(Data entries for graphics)
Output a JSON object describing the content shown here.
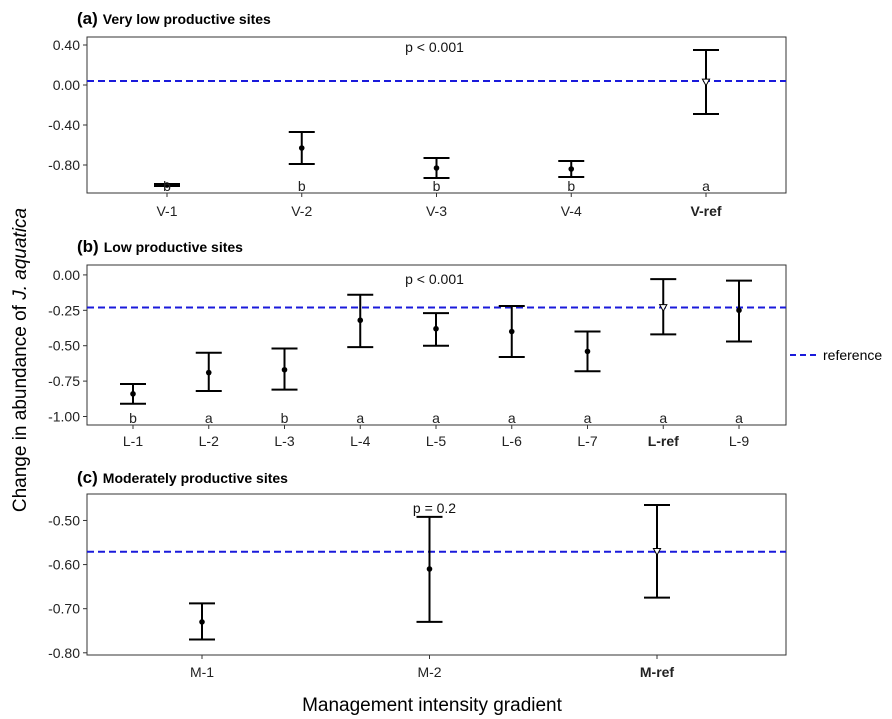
{
  "y_label_prefix": "Change in abundance of ",
  "y_label_species": "J. aquatica",
  "x_label": "Management intensity gradient",
  "legend_label": "reference",
  "colors": {
    "reference_line": "#1a1adb",
    "points": "#000000",
    "frame": "#333333"
  },
  "chart_data": [
    {
      "type": "scatter",
      "panel_tag": "(a)",
      "title": "Very low productive sites",
      "p_text": "p < 0.001",
      "categories": [
        "V-1",
        "V-2",
        "V-3",
        "V-4",
        "V-ref"
      ],
      "bold_category": "V-ref",
      "means": [
        -1.0,
        -0.63,
        -0.83,
        -0.84,
        0.03
      ],
      "lower": [
        -1.01,
        -0.79,
        -0.93,
        -0.92,
        -0.29
      ],
      "upper": [
        -0.99,
        -0.47,
        -0.73,
        -0.76,
        0.35
      ],
      "letters": [
        "b",
        "b",
        "b",
        "b",
        "a"
      ],
      "reference": 0.04,
      "ylim": [
        -1.08,
        0.48
      ],
      "yticks": [
        0.4,
        0.0,
        -0.4,
        -0.8
      ],
      "ytick_labels": [
        "0.40",
        "0.00",
        "-0.40",
        "-0.80"
      ],
      "grid": false
    },
    {
      "type": "scatter",
      "panel_tag": "(b)",
      "title": "Low productive sites",
      "p_text": "p < 0.001",
      "categories": [
        "L-1",
        "L-2",
        "L-3",
        "L-4",
        "L-5",
        "L-6",
        "L-7",
        "L-ref",
        "L-9"
      ],
      "bold_category": "L-ref",
      "means": [
        -0.84,
        -0.69,
        -0.67,
        -0.32,
        -0.38,
        -0.4,
        -0.54,
        -0.23,
        -0.25
      ],
      "lower": [
        -0.91,
        -0.82,
        -0.81,
        -0.51,
        -0.5,
        -0.58,
        -0.68,
        -0.42,
        -0.47
      ],
      "upper": [
        -0.77,
        -0.55,
        -0.52,
        -0.14,
        -0.27,
        -0.22,
        -0.4,
        -0.03,
        -0.04
      ],
      "letters": [
        "b",
        "a",
        "b",
        "a",
        "a",
        "a",
        "a",
        "a",
        "a"
      ],
      "reference": -0.23,
      "ylim": [
        -1.06,
        0.07
      ],
      "yticks": [
        0.0,
        -0.25,
        -0.5,
        -0.75,
        -1.0
      ],
      "ytick_labels": [
        "0.00",
        "-0.25",
        "-0.50",
        "-0.75",
        "-1.00"
      ],
      "grid": false
    },
    {
      "type": "scatter",
      "panel_tag": "(c)",
      "title": "Moderately productive sites",
      "p_text": "p = 0.2",
      "categories": [
        "M-1",
        "M-2",
        "M-ref"
      ],
      "bold_category": "M-ref",
      "means": [
        -0.73,
        -0.61,
        -0.57
      ],
      "lower": [
        -0.77,
        -0.73,
        -0.675
      ],
      "upper": [
        -0.688,
        -0.492,
        -0.465
      ],
      "letters": [
        "",
        "",
        ""
      ],
      "reference": -0.571,
      "ylim": [
        -0.805,
        -0.44
      ],
      "yticks": [
        -0.5,
        -0.6,
        -0.7,
        -0.8
      ],
      "ytick_labels": [
        "-0.50",
        "-0.60",
        "-0.70",
        "-0.80"
      ],
      "grid": false
    }
  ]
}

● DESCRIPTION OF THE TASK: Copy out the data above exactly, except the pictures.

● EXPECTED ANSWER:
Output a JSON object describing the content shown here.
{
  "y_label_prefix": "Change in abundance of ",
  "y_label_species": "J. aquatica",
  "x_label": "Management intensity gradient",
  "legend_label": "reference",
  "colors": {
    "reference_line": "#1a1adb",
    "points": "#000000",
    "frame": "#333333"
  },
  "chart_data": [
    {
      "type": "scatter",
      "panel_tag": "(a)",
      "title": "Very low productive sites",
      "p_text": "p < 0.001",
      "categories": [
        "V-1",
        "V-2",
        "V-3",
        "V-4",
        "V-ref"
      ],
      "bold_category": "V-ref",
      "means": [
        -1.0,
        -0.63,
        -0.83,
        -0.84,
        0.03
      ],
      "lower": [
        -1.01,
        -0.79,
        -0.93,
        -0.92,
        -0.29
      ],
      "upper": [
        -0.99,
        -0.47,
        -0.73,
        -0.76,
        0.35
      ],
      "letters": [
        "b",
        "b",
        "b",
        "b",
        "a"
      ],
      "reference": 0.04,
      "ylim": [
        -1.08,
        0.48
      ],
      "yticks": [
        0.4,
        0.0,
        -0.4,
        -0.8
      ],
      "ytick_labels": [
        "0.40",
        "0.00",
        "-0.40",
        "-0.80"
      ],
      "grid": false
    },
    {
      "type": "scatter",
      "panel_tag": "(b)",
      "title": "Low productive sites",
      "p_text": "p < 0.001",
      "categories": [
        "L-1",
        "L-2",
        "L-3",
        "L-4",
        "L-5",
        "L-6",
        "L-7",
        "L-ref",
        "L-9"
      ],
      "bold_category": "L-ref",
      "means": [
        -0.84,
        -0.69,
        -0.67,
        -0.32,
        -0.38,
        -0.4,
        -0.54,
        -0.23,
        -0.25
      ],
      "lower": [
        -0.91,
        -0.82,
        -0.81,
        -0.51,
        -0.5,
        -0.58,
        -0.68,
        -0.42,
        -0.47
      ],
      "upper": [
        -0.77,
        -0.55,
        -0.52,
        -0.14,
        -0.27,
        -0.22,
        -0.4,
        -0.03,
        -0.04
      ],
      "letters": [
        "b",
        "a",
        "b",
        "a",
        "a",
        "a",
        "a",
        "a",
        "a"
      ],
      "reference": -0.23,
      "ylim": [
        -1.06,
        0.07
      ],
      "yticks": [
        0.0,
        -0.25,
        -0.5,
        -0.75,
        -1.0
      ],
      "ytick_labels": [
        "0.00",
        "-0.25",
        "-0.50",
        "-0.75",
        "-1.00"
      ],
      "grid": false
    },
    {
      "type": "scatter",
      "panel_tag": "(c)",
      "title": "Moderately productive sites",
      "p_text": "p = 0.2",
      "categories": [
        "M-1",
        "M-2",
        "M-ref"
      ],
      "bold_category": "M-ref",
      "means": [
        -0.73,
        -0.61,
        -0.57
      ],
      "lower": [
        -0.77,
        -0.73,
        -0.675
      ],
      "upper": [
        -0.688,
        -0.492,
        -0.465
      ],
      "letters": [
        "",
        "",
        ""
      ],
      "reference": -0.571,
      "ylim": [
        -0.805,
        -0.44
      ],
      "yticks": [
        -0.5,
        -0.6,
        -0.7,
        -0.8
      ],
      "ytick_labels": [
        "-0.50",
        "-0.60",
        "-0.70",
        "-0.80"
      ],
      "grid": false
    }
  ]
}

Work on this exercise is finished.